** Start of Records provided **
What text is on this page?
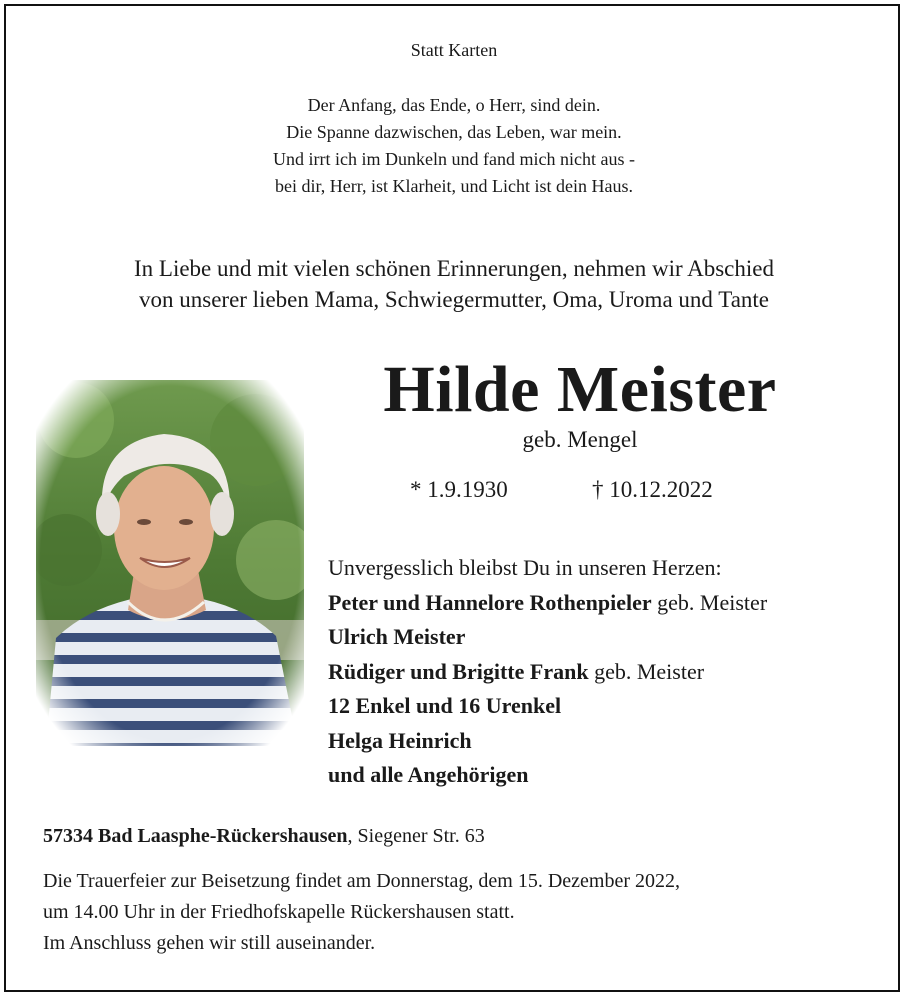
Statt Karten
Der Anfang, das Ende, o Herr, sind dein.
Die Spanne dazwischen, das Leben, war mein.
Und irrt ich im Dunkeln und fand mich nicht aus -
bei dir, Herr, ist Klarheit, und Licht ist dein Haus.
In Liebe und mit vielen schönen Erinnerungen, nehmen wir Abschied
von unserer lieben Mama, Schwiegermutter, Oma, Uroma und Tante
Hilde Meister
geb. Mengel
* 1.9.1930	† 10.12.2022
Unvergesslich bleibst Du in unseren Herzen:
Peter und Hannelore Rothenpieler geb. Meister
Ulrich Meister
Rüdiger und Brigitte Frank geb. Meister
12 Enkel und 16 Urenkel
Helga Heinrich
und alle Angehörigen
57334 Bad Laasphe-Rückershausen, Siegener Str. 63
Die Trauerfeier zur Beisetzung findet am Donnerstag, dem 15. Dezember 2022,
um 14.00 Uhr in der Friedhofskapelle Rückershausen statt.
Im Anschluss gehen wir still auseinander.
** End of Records provided **
▶ _Instructions for the task_
Each line that holds the word "Rückershausen" is to be copied.

▶ _Solution_
57334 Bad Laasphe-Rückershausen, Siegener Str. 63
um 14.00 Uhr in der Friedhofskapelle Rückershausen statt.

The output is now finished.